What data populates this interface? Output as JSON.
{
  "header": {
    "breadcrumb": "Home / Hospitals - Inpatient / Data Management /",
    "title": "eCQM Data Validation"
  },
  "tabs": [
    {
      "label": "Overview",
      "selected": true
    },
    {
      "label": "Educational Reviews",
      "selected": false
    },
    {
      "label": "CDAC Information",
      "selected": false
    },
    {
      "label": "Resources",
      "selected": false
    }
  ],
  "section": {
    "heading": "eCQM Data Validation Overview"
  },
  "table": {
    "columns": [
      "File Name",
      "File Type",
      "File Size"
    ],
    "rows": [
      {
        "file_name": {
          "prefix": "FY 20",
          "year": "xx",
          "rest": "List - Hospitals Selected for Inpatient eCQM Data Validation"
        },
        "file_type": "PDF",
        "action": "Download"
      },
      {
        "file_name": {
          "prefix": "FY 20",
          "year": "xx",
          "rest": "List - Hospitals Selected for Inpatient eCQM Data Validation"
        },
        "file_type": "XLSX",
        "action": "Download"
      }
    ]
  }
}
■ ■ ■ ■ ■ ■ ■
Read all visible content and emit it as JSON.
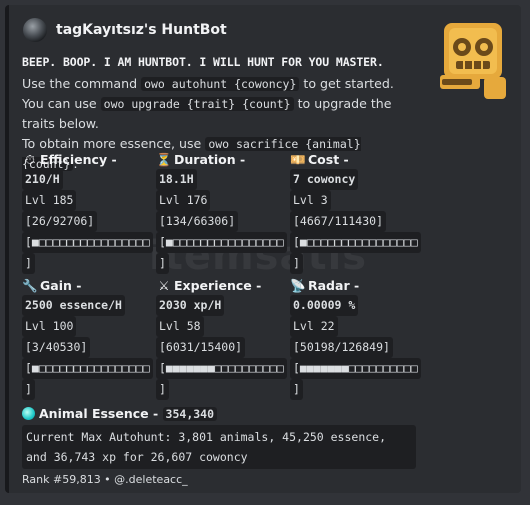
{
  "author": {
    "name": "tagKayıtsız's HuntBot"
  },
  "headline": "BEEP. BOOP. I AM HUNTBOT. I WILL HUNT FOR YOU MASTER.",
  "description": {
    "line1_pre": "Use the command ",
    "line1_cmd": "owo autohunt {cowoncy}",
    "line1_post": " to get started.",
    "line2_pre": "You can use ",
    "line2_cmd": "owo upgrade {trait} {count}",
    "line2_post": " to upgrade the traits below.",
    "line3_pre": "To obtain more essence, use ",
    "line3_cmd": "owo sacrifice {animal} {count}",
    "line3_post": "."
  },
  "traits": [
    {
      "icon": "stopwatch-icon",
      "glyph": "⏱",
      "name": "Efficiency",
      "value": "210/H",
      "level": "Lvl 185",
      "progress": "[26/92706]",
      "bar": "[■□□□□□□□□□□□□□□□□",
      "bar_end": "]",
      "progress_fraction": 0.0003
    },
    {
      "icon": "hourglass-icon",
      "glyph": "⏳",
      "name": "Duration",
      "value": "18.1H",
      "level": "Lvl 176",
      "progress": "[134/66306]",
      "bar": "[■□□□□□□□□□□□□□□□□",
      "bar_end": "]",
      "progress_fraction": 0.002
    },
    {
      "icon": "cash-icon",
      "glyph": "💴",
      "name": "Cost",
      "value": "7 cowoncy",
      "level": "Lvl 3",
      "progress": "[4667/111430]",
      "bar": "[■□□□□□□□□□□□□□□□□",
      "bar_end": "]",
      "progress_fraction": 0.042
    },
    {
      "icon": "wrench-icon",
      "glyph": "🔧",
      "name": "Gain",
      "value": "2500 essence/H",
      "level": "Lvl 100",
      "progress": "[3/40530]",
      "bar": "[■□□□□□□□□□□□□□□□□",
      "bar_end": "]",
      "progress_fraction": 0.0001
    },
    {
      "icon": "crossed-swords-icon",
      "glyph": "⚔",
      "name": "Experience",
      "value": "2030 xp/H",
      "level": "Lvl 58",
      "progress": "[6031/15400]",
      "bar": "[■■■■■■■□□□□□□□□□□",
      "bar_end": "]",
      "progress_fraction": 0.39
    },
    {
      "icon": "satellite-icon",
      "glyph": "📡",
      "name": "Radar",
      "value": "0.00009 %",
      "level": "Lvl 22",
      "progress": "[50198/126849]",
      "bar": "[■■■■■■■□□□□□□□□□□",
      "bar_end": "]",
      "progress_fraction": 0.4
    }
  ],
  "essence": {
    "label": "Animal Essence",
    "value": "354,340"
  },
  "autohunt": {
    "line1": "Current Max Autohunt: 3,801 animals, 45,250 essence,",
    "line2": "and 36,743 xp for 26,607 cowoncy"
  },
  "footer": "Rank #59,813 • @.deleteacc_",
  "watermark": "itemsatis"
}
■ ■ ■ ■ ■ ■ ■
What is needed: Within the data above, pick out all lines holding the word "glyph".

Output for this task:
      "glyph": "⏱",
      "glyph": "⏳",
      "glyph": "💴",
      "glyph": "🔧",
      "glyph": "⚔",
      "glyph": "📡",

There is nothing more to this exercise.